═════ RECORDS FOR THE TASK

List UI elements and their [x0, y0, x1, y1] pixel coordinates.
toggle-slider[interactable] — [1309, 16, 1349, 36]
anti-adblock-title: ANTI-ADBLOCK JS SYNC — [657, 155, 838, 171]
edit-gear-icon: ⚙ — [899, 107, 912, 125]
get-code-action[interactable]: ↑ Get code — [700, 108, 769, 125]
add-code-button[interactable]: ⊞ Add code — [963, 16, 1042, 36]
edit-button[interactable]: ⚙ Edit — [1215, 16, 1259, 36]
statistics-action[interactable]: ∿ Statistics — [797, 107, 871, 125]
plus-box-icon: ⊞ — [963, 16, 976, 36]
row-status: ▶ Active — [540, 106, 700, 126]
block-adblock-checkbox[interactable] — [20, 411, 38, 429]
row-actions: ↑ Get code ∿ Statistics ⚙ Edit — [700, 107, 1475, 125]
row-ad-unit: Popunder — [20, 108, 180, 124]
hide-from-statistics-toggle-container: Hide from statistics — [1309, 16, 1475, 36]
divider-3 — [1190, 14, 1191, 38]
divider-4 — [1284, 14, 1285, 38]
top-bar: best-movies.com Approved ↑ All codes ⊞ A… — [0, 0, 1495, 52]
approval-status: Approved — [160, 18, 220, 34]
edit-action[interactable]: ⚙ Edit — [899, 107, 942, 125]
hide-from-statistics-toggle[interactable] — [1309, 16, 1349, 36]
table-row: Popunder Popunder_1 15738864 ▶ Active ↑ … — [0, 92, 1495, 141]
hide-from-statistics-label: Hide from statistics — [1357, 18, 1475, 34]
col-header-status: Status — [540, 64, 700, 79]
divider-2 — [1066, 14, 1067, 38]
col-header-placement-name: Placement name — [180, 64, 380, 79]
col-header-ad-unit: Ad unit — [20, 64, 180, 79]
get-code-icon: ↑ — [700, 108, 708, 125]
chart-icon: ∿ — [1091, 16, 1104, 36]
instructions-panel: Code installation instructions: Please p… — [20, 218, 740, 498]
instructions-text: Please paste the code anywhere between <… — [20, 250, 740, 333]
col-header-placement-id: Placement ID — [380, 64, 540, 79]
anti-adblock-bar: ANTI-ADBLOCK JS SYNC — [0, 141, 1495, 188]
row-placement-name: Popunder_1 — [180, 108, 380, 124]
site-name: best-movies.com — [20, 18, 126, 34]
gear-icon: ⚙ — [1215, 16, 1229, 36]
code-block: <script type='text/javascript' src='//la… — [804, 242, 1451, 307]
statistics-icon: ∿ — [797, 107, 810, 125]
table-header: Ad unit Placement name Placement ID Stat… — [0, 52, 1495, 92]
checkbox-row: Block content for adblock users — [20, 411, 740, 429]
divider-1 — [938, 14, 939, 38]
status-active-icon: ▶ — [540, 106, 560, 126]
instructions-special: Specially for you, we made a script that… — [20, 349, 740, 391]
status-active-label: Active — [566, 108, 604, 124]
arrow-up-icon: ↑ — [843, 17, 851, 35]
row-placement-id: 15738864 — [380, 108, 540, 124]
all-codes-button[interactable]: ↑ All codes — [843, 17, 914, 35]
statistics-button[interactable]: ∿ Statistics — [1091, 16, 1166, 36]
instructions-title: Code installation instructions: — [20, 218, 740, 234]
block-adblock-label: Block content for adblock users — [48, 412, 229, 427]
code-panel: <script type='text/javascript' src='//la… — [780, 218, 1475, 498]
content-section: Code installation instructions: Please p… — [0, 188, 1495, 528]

══════════

Copy out the entries word for word, from the first line through the line that contains "row-actions: ↑ Get", including both.

List UI elements and their [x0, y0, x1, y1] pixel coordinates.
toggle-slider[interactable] — [1309, 16, 1349, 36]
anti-adblock-title: ANTI-ADBLOCK JS SYNC — [657, 155, 838, 171]
edit-gear-icon: ⚙ — [899, 107, 912, 125]
get-code-action[interactable]: ↑ Get code — [700, 108, 769, 125]
add-code-button[interactable]: ⊞ Add code — [963, 16, 1042, 36]
edit-button[interactable]: ⚙ Edit — [1215, 16, 1259, 36]
statistics-action[interactable]: ∿ Statistics — [797, 107, 871, 125]
plus-box-icon: ⊞ — [963, 16, 976, 36]
row-status: ▶ Active — [540, 106, 700, 126]
block-adblock-checkbox[interactable] — [20, 411, 38, 429]
row-actions: ↑ Get code ∿ Statistics ⚙ Edit — [700, 107, 1475, 125]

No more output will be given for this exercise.